§ Records provided:

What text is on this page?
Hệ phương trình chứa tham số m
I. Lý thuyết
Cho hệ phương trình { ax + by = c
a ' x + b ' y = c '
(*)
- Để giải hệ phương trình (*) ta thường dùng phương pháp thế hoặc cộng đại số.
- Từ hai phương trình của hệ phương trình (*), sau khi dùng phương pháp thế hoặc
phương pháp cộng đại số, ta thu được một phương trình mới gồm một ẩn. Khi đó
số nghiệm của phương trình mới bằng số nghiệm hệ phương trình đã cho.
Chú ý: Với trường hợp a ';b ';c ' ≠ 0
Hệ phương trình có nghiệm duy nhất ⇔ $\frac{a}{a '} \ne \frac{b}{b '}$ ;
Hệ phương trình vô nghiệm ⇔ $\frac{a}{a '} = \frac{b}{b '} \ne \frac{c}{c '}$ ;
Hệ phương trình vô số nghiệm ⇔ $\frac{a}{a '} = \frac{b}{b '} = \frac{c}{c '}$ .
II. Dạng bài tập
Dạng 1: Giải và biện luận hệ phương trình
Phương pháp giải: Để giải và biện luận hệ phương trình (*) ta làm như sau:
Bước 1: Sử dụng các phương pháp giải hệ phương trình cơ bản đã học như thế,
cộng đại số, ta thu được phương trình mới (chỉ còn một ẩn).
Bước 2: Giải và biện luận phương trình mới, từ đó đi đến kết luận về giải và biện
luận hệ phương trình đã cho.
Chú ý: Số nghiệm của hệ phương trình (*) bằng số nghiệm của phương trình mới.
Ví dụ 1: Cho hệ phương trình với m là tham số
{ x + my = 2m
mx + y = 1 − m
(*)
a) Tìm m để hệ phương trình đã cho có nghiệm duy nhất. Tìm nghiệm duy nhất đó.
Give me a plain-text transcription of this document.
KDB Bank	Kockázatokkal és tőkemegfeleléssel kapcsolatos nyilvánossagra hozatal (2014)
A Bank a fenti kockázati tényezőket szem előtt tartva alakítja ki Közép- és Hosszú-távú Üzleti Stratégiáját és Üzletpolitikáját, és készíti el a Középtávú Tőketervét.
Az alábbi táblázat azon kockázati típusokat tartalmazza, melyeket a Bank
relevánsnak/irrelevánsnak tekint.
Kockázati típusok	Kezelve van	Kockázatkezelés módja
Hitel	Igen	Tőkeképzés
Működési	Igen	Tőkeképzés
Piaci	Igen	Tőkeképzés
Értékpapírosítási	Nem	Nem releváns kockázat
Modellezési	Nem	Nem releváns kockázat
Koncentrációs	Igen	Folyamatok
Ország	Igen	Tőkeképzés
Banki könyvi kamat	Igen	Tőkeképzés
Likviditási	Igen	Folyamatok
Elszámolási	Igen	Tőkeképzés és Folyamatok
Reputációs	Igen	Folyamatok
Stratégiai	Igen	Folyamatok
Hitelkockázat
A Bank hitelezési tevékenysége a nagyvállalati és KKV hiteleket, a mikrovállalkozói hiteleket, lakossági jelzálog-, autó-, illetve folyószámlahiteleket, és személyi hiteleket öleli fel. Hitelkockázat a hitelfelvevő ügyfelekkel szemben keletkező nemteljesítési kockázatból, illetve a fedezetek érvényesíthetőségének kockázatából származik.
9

§ Written exercise:
Copy every line verbatim.

§ Result:
What text is on this page?
Hệ phương trình chứa tham số m
I. Lý thuyết
Cho hệ phương trình { ax + by = c
a ' x + b ' y = c '
(*)
- Để giải hệ phương trình (*) ta thường dùng phương pháp thế hoặc cộng đại số.
- Từ hai phương trình của hệ phương trình (*), sau khi dùng phương pháp thế hoặc
phương pháp cộng đại số, ta thu được một phương trình mới gồm một ẩn. Khi đó
số nghiệm của phương trình mới bằng số nghiệm hệ phương trình đã cho.
Chú ý: Với trường hợp a ';b ';c ' ≠ 0
Hệ phương trình có nghiệm duy nhất ⇔ $\frac{a}{a '} \ne \frac{b}{b '}$ ;
Hệ phương trình vô nghiệm ⇔ $\frac{a}{a '} = \frac{b}{b '} \ne \frac{c}{c '}$ ;
Hệ phương trình vô số nghiệm ⇔ $\frac{a}{a '} = \frac{b}{b '} = \frac{c}{c '}$ .
II. Dạng bài tập
Dạng 1: Giải và biện luận hệ phương trình
Phương pháp giải: Để giải và biện luận hệ phương trình (*) ta làm như sau:
Bước 1: Sử dụng các phương pháp giải hệ phương trình cơ bản đã học như thế,
cộng đại số, ta thu được phương trình mới (chỉ còn một ẩn).
Bước 2: Giải và biện luận phương trình mới, từ đó đi đến kết luận về giải và biện
luận hệ phương trình đã cho.
Chú ý: Số nghiệm của hệ phương trình (*) bằng số nghiệm của phương trình mới.
Ví dụ 1: Cho hệ phương trình với m là tham số
{ x + my = 2m
mx + y = 1 − m
(*)
a) Tìm m để hệ phương trình đã cho có nghiệm duy nhất. Tìm nghiệm duy nhất đó.
Give me a plain-text transcription of this document.
KDB Bank	Kockázatokkal és tőkemegfeleléssel kapcsolatos nyilvánossagra hozatal (2014)
A Bank a fenti kockázati tényezőket szem előtt tartva alakítja ki Közép- és Hosszú-távú Üzleti Stratégiáját és Üzletpolitikáját, és készíti el a Középtávú Tőketervét.
Az alábbi táblázat azon kockázati típusokat tartalmazza, melyeket a Bank
relevánsnak/irrelevánsnak tekint.
Kockázati típusok	Kezelve van	Kockázatkezelés módja
Hitel	Igen	Tőkeképzés
Működési	Igen	Tőkeképzés
Piaci	Igen	Tőkeképzés
Értékpapírosítási	Nem	Nem releváns kockázat
Modellezési	Nem	Nem releváns kockázat
Koncentrációs	Igen	Folyamatok
Ország	Igen	Tőkeképzés
Banki könyvi kamat	Igen	Tőkeképzés
Likviditási	Igen	Folyamatok
Elszámolási	Igen	Tőkeképzés és Folyamatok
Reputációs	Igen	Folyamatok
Stratégiai	Igen	Folyamatok
Hitelkockázat
A Bank hitelezési tevékenysége a nagyvállalati és KKV hiteleket, a mikrovállalkozói hiteleket, lakossági jelzálog-, autó-, illetve folyószámlahiteleket, és személyi hiteleket öleli fel. Hitelkockázat a hitelfelvevő ügyfelekkel szemben keletkező nemteljesítési kockázatból, illetve a fedezetek érvényesíthetőségének kockázatából származik.
9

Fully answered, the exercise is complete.